● Job
List each line of the data in which the string "this" appears.

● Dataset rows
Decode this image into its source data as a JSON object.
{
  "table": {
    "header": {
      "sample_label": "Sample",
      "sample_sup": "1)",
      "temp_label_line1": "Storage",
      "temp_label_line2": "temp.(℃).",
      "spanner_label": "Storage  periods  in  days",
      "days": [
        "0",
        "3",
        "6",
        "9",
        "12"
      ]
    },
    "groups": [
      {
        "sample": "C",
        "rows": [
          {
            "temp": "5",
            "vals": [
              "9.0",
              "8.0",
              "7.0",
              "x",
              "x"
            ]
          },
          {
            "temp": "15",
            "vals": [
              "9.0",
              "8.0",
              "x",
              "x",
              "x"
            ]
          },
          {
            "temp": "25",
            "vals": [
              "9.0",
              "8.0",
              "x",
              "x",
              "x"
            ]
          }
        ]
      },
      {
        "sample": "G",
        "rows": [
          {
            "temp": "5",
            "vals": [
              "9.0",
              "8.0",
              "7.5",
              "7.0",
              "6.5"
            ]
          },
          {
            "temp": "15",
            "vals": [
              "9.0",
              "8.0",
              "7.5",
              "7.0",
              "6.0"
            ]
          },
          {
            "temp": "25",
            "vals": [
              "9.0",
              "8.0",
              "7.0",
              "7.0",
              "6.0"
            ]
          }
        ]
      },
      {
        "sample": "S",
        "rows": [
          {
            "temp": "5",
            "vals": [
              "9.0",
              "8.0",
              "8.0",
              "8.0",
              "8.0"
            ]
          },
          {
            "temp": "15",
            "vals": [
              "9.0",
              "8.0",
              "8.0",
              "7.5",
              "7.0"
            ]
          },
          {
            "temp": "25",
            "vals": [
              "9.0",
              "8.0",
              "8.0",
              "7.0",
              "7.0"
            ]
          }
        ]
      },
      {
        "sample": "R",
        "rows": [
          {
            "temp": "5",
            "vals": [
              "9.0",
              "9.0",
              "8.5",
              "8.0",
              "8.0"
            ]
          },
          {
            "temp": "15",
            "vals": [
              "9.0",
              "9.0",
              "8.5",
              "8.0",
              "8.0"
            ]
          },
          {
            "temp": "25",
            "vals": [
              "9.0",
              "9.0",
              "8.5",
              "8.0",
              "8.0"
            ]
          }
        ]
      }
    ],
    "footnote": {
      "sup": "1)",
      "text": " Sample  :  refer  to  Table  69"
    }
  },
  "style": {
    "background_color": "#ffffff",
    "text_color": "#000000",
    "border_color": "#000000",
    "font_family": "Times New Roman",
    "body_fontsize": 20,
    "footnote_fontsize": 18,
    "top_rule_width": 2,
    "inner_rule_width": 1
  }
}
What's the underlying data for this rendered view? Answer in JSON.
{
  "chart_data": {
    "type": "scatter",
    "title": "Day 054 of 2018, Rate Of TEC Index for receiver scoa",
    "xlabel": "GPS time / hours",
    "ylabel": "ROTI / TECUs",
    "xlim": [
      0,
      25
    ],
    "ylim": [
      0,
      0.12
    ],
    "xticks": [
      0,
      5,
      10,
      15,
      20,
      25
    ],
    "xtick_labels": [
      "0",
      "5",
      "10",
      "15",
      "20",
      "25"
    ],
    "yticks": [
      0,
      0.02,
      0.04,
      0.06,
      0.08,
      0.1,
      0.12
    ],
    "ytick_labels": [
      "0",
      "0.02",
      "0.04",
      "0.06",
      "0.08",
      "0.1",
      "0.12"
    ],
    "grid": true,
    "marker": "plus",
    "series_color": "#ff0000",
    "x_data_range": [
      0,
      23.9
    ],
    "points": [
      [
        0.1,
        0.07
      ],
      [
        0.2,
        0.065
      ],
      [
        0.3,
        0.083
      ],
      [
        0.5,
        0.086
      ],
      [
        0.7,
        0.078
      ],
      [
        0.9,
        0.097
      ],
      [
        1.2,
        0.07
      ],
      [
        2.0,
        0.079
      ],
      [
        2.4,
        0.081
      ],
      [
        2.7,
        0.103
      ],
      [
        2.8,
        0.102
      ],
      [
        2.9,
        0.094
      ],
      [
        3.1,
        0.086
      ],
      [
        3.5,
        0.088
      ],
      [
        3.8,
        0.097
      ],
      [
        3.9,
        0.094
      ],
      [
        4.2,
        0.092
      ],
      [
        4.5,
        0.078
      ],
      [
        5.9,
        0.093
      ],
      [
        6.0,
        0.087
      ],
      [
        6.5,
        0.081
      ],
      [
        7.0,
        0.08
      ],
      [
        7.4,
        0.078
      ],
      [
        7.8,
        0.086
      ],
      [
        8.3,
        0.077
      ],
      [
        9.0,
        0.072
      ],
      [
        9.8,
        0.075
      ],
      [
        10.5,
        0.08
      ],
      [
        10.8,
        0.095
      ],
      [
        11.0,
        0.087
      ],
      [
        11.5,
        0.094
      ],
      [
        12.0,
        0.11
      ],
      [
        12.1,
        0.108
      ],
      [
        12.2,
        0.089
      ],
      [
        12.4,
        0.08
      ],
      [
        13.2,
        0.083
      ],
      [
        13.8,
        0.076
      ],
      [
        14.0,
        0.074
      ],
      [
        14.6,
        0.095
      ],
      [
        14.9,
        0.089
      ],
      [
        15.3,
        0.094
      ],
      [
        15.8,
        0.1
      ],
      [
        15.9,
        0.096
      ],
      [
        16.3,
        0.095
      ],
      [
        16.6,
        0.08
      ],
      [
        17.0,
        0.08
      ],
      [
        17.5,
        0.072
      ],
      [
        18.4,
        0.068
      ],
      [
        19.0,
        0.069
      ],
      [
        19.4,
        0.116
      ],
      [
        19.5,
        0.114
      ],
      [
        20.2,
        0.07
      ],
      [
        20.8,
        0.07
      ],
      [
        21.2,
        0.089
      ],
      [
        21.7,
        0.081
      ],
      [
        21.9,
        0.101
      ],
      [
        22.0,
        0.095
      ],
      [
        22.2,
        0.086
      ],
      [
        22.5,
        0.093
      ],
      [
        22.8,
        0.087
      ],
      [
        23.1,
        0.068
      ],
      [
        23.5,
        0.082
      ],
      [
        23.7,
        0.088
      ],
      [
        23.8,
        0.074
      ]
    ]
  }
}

● Task result
Decode this image into its source data as a JSON object.
What's the underlying data for this rendered view? Answer in JSON.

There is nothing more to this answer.